(THE INPUT)
start
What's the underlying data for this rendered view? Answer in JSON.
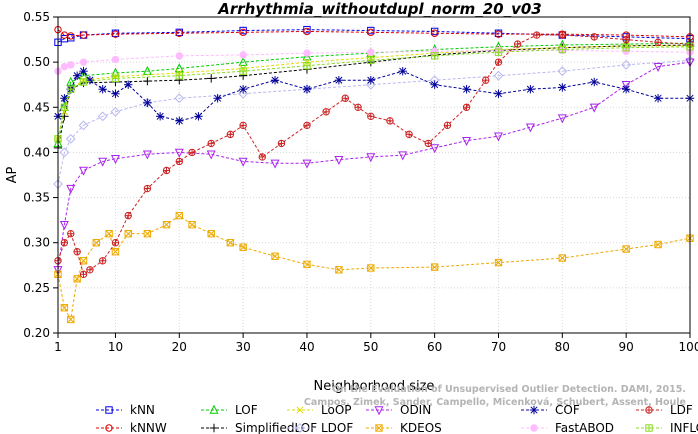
{
  "chart_data": {
    "type": "line",
    "title": "Arrhythmia_withoutdupl_norm_20_v03",
    "xlabel": "Neighborhood size",
    "ylabel": "AP",
    "xlim": [
      1,
      100
    ],
    "ylim": [
      0.2,
      0.55
    ],
    "xticks": [
      1,
      10,
      20,
      30,
      40,
      50,
      60,
      70,
      80,
      90,
      100
    ],
    "yticks": [
      0.2,
      0.25,
      0.3,
      0.35,
      0.4,
      0.45,
      0.5,
      0.55
    ],
    "grid": true,
    "legend_position": "bottom",
    "credit": [
      "Campos, Zimek, Sander, Campello, Micenková, Schubert, Assent, Houle",
      "On the Evaluation of Unsupervised Outlier Detection. DAMI, 2015."
    ],
    "series": [
      {
        "name": "kNN",
        "color": "#0000ee",
        "marker": "square",
        "points": [
          [
            1,
            0.522
          ],
          [
            2,
            0.526
          ],
          [
            3,
            0.527
          ],
          [
            5,
            0.53
          ],
          [
            10,
            0.532
          ],
          [
            20,
            0.533
          ],
          [
            30,
            0.535
          ],
          [
            40,
            0.536
          ],
          [
            50,
            0.535
          ],
          [
            60,
            0.534
          ],
          [
            70,
            0.532
          ],
          [
            80,
            0.53
          ],
          [
            90,
            0.528
          ],
          [
            100,
            0.526
          ]
        ]
      },
      {
        "name": "kNNW",
        "color": "#dd0000",
        "marker": "circle",
        "points": [
          [
            1,
            0.536
          ],
          [
            2,
            0.53
          ],
          [
            3,
            0.529
          ],
          [
            5,
            0.53
          ],
          [
            10,
            0.531
          ],
          [
            20,
            0.532
          ],
          [
            30,
            0.533
          ],
          [
            40,
            0.534
          ],
          [
            50,
            0.533
          ],
          [
            60,
            0.532
          ],
          [
            70,
            0.531
          ],
          [
            80,
            0.531
          ],
          [
            90,
            0.53
          ],
          [
            100,
            0.528
          ]
        ]
      },
      {
        "name": "LOF",
        "color": "#00cc00",
        "marker": "triangle-up",
        "points": [
          [
            1,
            0.41
          ],
          [
            2,
            0.45
          ],
          [
            3,
            0.478
          ],
          [
            5,
            0.485
          ],
          [
            10,
            0.488
          ],
          [
            15,
            0.49
          ],
          [
            20,
            0.493
          ],
          [
            30,
            0.5
          ],
          [
            40,
            0.506
          ],
          [
            50,
            0.51
          ],
          [
            60,
            0.514
          ],
          [
            70,
            0.517
          ],
          [
            80,
            0.519
          ],
          [
            90,
            0.52
          ],
          [
            100,
            0.521
          ]
        ]
      },
      {
        "name": "SimplifiedLOF",
        "color": "#000000",
        "marker": "plus",
        "points": [
          [
            1,
            0.405
          ],
          [
            2,
            0.44
          ],
          [
            3,
            0.47
          ],
          [
            5,
            0.477
          ],
          [
            10,
            0.478
          ],
          [
            15,
            0.479
          ],
          [
            20,
            0.48
          ],
          [
            25,
            0.482
          ],
          [
            30,
            0.485
          ],
          [
            40,
            0.492
          ],
          [
            50,
            0.5
          ],
          [
            60,
            0.508
          ],
          [
            70,
            0.513
          ],
          [
            80,
            0.516
          ],
          [
            90,
            0.518
          ],
          [
            100,
            0.519
          ]
        ]
      },
      {
        "name": "LoOP",
        "color": "#dddd00",
        "marker": "x",
        "points": [
          [
            1,
            0.415
          ],
          [
            2,
            0.445
          ],
          [
            3,
            0.47
          ],
          [
            5,
            0.48
          ],
          [
            10,
            0.484
          ],
          [
            20,
            0.488
          ],
          [
            30,
            0.493
          ],
          [
            40,
            0.5
          ],
          [
            50,
            0.505
          ],
          [
            60,
            0.51
          ],
          [
            70,
            0.514
          ],
          [
            80,
            0.516
          ],
          [
            90,
            0.518
          ],
          [
            100,
            0.518
          ]
        ]
      },
      {
        "name": "LDOF",
        "color": "#b8b8f0",
        "marker": "diamond",
        "points": [
          [
            1,
            0.365
          ],
          [
            2,
            0.4
          ],
          [
            3,
            0.415
          ],
          [
            5,
            0.43
          ],
          [
            8,
            0.44
          ],
          [
            10,
            0.445
          ],
          [
            15,
            0.455
          ],
          [
            20,
            0.46
          ],
          [
            30,
            0.465
          ],
          [
            40,
            0.47
          ],
          [
            50,
            0.475
          ],
          [
            60,
            0.48
          ],
          [
            70,
            0.485
          ],
          [
            80,
            0.49
          ],
          [
            90,
            0.497
          ],
          [
            100,
            0.502
          ]
        ]
      },
      {
        "name": "ODIN",
        "color": "#aa22ee",
        "marker": "triangle-down",
        "points": [
          [
            1,
            0.27
          ],
          [
            2,
            0.32
          ],
          [
            3,
            0.36
          ],
          [
            5,
            0.38
          ],
          [
            8,
            0.39
          ],
          [
            10,
            0.393
          ],
          [
            15,
            0.398
          ],
          [
            20,
            0.4
          ],
          [
            25,
            0.398
          ],
          [
            30,
            0.39
          ],
          [
            35,
            0.388
          ],
          [
            40,
            0.388
          ],
          [
            45,
            0.392
          ],
          [
            50,
            0.395
          ],
          [
            55,
            0.397
          ],
          [
            60,
            0.405
          ],
          [
            65,
            0.413
          ],
          [
            70,
            0.418
          ],
          [
            75,
            0.428
          ],
          [
            80,
            0.438
          ],
          [
            85,
            0.45
          ],
          [
            90,
            0.475
          ],
          [
            95,
            0.495
          ],
          [
            100,
            0.5
          ]
        ]
      },
      {
        "name": "KDEOS",
        "color": "#eeaa00",
        "marker": "square-x",
        "points": [
          [
            1,
            0.265
          ],
          [
            2,
            0.228
          ],
          [
            3,
            0.215
          ],
          [
            4,
            0.26
          ],
          [
            5,
            0.28
          ],
          [
            7,
            0.3
          ],
          [
            9,
            0.31
          ],
          [
            10,
            0.29
          ],
          [
            12,
            0.31
          ],
          [
            15,
            0.31
          ],
          [
            18,
            0.32
          ],
          [
            20,
            0.33
          ],
          [
            22,
            0.32
          ],
          [
            25,
            0.31
          ],
          [
            28,
            0.3
          ],
          [
            30,
            0.295
          ],
          [
            35,
            0.285
          ],
          [
            40,
            0.276
          ],
          [
            45,
            0.27
          ],
          [
            50,
            0.272
          ],
          [
            60,
            0.273
          ],
          [
            70,
            0.278
          ],
          [
            80,
            0.283
          ],
          [
            90,
            0.293
          ],
          [
            95,
            0.298
          ],
          [
            100,
            0.305
          ]
        ]
      },
      {
        "name": "COF",
        "color": "#000099",
        "marker": "star",
        "points": [
          [
            1,
            0.44
          ],
          [
            2,
            0.46
          ],
          [
            3,
            0.47
          ],
          [
            4,
            0.485
          ],
          [
            5,
            0.49
          ],
          [
            6,
            0.48
          ],
          [
            8,
            0.47
          ],
          [
            10,
            0.465
          ],
          [
            12,
            0.475
          ],
          [
            15,
            0.455
          ],
          [
            17,
            0.44
          ],
          [
            20,
            0.435
          ],
          [
            23,
            0.44
          ],
          [
            26,
            0.46
          ],
          [
            30,
            0.47
          ],
          [
            35,
            0.48
          ],
          [
            40,
            0.47
          ],
          [
            45,
            0.48
          ],
          [
            50,
            0.48
          ],
          [
            55,
            0.49
          ],
          [
            60,
            0.475
          ],
          [
            65,
            0.47
          ],
          [
            70,
            0.465
          ],
          [
            75,
            0.47
          ],
          [
            80,
            0.472
          ],
          [
            85,
            0.478
          ],
          [
            90,
            0.47
          ],
          [
            95,
            0.46
          ],
          [
            100,
            0.46
          ]
        ]
      },
      {
        "name": "FastABOD",
        "color": "#ffbbff",
        "marker": "circle-filled",
        "points": [
          [
            1,
            0.49
          ],
          [
            2,
            0.495
          ],
          [
            3,
            0.497
          ],
          [
            5,
            0.5
          ],
          [
            10,
            0.503
          ],
          [
            20,
            0.507
          ],
          [
            30,
            0.508
          ],
          [
            40,
            0.51
          ],
          [
            50,
            0.511
          ],
          [
            60,
            0.512
          ],
          [
            70,
            0.513
          ],
          [
            80,
            0.513
          ],
          [
            90,
            0.512
          ],
          [
            100,
            0.511
          ]
        ]
      },
      {
        "name": "LDF",
        "color": "#cc2222",
        "marker": "circle-plus",
        "points": [
          [
            1,
            0.28
          ],
          [
            2,
            0.3
          ],
          [
            3,
            0.31
          ],
          [
            4,
            0.29
          ],
          [
            5,
            0.265
          ],
          [
            6,
            0.27
          ],
          [
            8,
            0.28
          ],
          [
            10,
            0.3
          ],
          [
            12,
            0.33
          ],
          [
            15,
            0.36
          ],
          [
            18,
            0.38
          ],
          [
            20,
            0.39
          ],
          [
            22,
            0.4
          ],
          [
            25,
            0.41
          ],
          [
            28,
            0.42
          ],
          [
            30,
            0.43
          ],
          [
            33,
            0.395
          ],
          [
            36,
            0.41
          ],
          [
            40,
            0.43
          ],
          [
            43,
            0.445
          ],
          [
            46,
            0.46
          ],
          [
            48,
            0.45
          ],
          [
            50,
            0.44
          ],
          [
            53,
            0.435
          ],
          [
            56,
            0.42
          ],
          [
            59,
            0.41
          ],
          [
            62,
            0.43
          ],
          [
            65,
            0.45
          ],
          [
            68,
            0.48
          ],
          [
            70,
            0.5
          ],
          [
            73,
            0.52
          ],
          [
            76,
            0.53
          ],
          [
            80,
            0.53
          ],
          [
            85,
            0.528
          ],
          [
            90,
            0.525
          ],
          [
            95,
            0.522
          ],
          [
            100,
            0.52
          ]
        ]
      },
      {
        "name": "INFLO",
        "color": "#88dd22",
        "marker": "square-cross",
        "points": [
          [
            1,
            0.415
          ],
          [
            2,
            0.45
          ],
          [
            3,
            0.47
          ],
          [
            5,
            0.478
          ],
          [
            10,
            0.482
          ],
          [
            20,
            0.485
          ],
          [
            30,
            0.49
          ],
          [
            40,
            0.496
          ],
          [
            50,
            0.502
          ],
          [
            60,
            0.507
          ],
          [
            70,
            0.511
          ],
          [
            80,
            0.514
          ],
          [
            90,
            0.516
          ],
          [
            100,
            0.517
          ]
        ]
      }
    ]
  }
}
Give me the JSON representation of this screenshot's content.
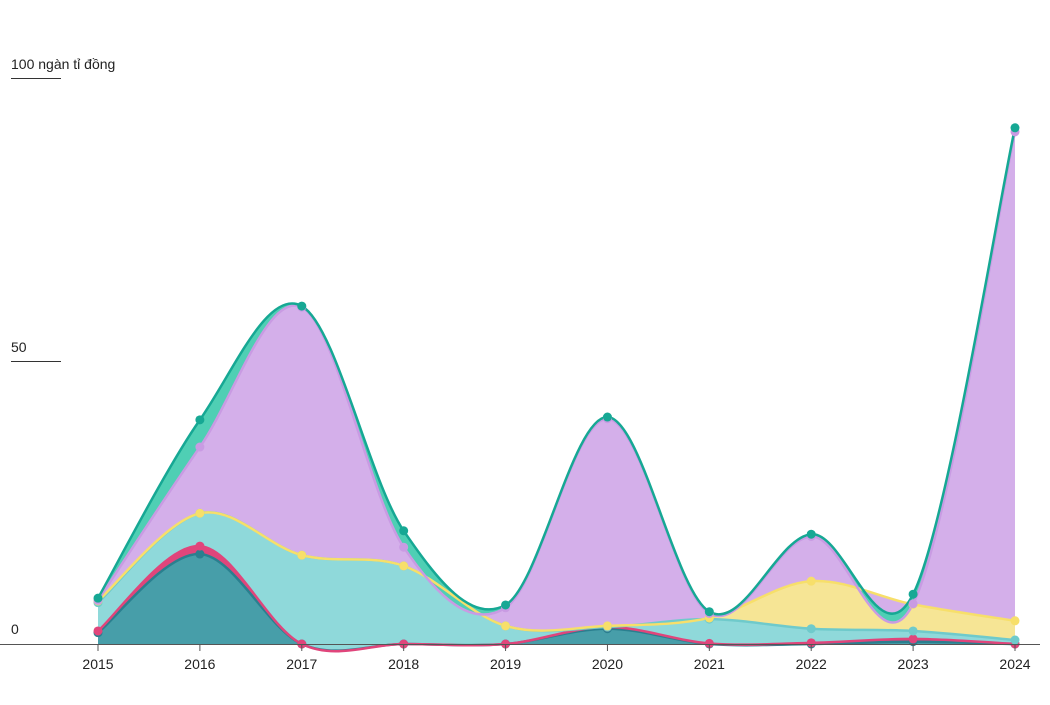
{
  "chart_data": {
    "type": "area",
    "stacked": true,
    "ylabel_unit": "100 ngàn tỉ đồng",
    "yticks": [
      {
        "value": 0,
        "label": "0"
      },
      {
        "value": 50,
        "label": "50"
      },
      {
        "value": 100,
        "label": "100 ngàn tỉ đồng"
      }
    ],
    "ylim": [
      0,
      100
    ],
    "grid": false,
    "legend": "none",
    "categories": [
      "2015",
      "2016",
      "2017",
      "2018",
      "2019",
      "2020",
      "2021",
      "2022",
      "2023",
      "2024"
    ],
    "series": [
      {
        "color": "#479ea9",
        "line": "#2a7f8f",
        "values": [
          2.0,
          15.9,
          0,
          0,
          0,
          2.7,
          0,
          0,
          0.4,
          0
        ]
      },
      {
        "color": "#e0457b",
        "line": "#e0457b",
        "values": [
          0.3,
          1.4,
          0,
          0,
          0,
          0.3,
          0.1,
          0.2,
          0.5,
          0
        ]
      },
      {
        "color": "#8fd9da",
        "line": "#6fcacb",
        "values": [
          5.0,
          5.8,
          15.7,
          13.8,
          3.2,
          0,
          4.3,
          2.5,
          1.4,
          0.7
        ]
      },
      {
        "color": "#f6e595",
        "line": "#f7df6a",
        "values": [
          0.3,
          0,
          0,
          0,
          0,
          0.2,
          0.2,
          8.4,
          4.7,
          3.4
        ]
      },
      {
        "color": "#d4afea",
        "line": "#c99be3",
        "values": [
          0.1,
          11.7,
          43.8,
          3.3,
          3.2,
          36.6,
          0.8,
          7.9,
          0.1,
          86.4
        ]
      },
      {
        "color": "#4fcfb4",
        "line": "#16a894",
        "values": [
          0.4,
          4.8,
          0.2,
          2.9,
          0.5,
          0.3,
          0.3,
          0.4,
          1.7,
          0.7
        ]
      }
    ]
  }
}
end
(AIM OF THE TASK)
Copy out every line from the data above that has "name" in it.

(RESPONSE)
        "name": "kNN",
        "name": "kNNW",
        "name": "LOF",
        "name": "SimplifiedLOF",
        "name": "LoOP",
        "name": "LDOF",
        "name": "ODIN",
        "name": "KDEOS",
        "name": "COF",
        "name": "FastABOD",
        "name": "LDF",
        "name": "INFLO",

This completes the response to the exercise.